+++ Records provided +++
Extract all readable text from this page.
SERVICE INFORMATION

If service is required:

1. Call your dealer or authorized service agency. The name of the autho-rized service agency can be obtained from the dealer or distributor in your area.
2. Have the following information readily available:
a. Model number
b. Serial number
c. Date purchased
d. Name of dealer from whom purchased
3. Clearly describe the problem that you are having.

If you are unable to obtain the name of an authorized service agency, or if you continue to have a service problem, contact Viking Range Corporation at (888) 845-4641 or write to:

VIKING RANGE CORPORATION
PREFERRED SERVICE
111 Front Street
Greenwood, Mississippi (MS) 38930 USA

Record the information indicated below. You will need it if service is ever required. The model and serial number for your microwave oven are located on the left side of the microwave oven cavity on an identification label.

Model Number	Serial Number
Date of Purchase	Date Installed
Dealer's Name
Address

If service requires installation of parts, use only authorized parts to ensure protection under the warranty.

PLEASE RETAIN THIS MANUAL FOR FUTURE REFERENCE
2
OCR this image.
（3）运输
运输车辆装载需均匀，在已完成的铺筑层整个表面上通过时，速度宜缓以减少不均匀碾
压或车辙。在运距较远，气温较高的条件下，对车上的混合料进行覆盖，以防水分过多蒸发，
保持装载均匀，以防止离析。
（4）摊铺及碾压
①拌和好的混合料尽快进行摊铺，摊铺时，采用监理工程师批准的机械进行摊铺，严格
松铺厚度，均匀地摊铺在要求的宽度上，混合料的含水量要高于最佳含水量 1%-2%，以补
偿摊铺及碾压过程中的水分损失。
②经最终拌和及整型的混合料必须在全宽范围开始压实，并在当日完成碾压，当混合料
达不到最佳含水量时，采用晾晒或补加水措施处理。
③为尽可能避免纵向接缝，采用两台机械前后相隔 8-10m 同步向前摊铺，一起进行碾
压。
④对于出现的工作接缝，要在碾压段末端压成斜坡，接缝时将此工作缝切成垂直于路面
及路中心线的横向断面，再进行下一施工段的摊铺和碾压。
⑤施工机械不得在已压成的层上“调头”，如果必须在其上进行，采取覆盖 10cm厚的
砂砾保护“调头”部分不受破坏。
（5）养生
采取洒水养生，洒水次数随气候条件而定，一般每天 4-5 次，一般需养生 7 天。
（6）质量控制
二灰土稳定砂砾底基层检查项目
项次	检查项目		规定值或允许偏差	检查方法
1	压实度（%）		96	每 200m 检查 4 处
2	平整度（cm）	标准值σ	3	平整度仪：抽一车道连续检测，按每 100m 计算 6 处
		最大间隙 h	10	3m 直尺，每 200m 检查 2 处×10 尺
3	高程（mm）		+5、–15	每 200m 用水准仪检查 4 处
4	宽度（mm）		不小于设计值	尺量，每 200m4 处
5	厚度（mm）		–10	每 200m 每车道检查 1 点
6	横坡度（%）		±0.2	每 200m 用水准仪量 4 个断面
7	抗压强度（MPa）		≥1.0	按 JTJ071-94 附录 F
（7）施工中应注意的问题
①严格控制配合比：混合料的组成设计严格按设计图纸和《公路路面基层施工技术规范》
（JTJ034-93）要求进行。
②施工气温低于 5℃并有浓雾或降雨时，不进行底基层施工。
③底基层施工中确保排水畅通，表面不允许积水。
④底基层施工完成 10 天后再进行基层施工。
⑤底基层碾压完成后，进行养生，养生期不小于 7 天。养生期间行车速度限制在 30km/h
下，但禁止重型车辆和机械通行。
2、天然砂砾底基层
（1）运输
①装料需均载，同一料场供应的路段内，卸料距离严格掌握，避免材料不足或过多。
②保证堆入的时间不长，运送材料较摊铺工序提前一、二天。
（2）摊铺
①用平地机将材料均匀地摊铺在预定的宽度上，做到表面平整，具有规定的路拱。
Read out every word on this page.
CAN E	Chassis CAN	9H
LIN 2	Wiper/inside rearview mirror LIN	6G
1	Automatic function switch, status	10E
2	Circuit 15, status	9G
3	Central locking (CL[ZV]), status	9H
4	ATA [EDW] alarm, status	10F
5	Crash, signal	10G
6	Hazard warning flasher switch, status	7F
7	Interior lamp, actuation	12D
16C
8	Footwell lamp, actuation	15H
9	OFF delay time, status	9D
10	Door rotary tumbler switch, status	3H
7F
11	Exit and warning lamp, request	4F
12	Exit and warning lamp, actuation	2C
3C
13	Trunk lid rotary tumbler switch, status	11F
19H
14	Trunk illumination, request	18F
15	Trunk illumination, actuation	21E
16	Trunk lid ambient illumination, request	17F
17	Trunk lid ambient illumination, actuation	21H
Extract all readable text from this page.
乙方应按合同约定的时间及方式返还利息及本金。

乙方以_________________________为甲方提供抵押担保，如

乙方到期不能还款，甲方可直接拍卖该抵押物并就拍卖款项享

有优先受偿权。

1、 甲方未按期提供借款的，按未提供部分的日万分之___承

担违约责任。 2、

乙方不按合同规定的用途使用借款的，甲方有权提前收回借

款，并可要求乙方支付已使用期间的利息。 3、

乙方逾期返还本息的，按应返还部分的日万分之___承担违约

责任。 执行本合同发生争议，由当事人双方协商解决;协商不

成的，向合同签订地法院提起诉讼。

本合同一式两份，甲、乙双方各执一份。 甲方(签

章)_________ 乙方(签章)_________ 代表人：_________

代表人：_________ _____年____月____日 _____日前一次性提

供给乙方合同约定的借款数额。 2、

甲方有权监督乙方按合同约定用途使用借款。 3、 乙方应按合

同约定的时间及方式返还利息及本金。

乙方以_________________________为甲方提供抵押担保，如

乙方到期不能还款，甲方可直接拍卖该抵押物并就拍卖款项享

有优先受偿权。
+++
Objective. Tally the lines in these entries that have the string "rotary" in them, then answer with the count and nothing else.

Answer for this exercise. 2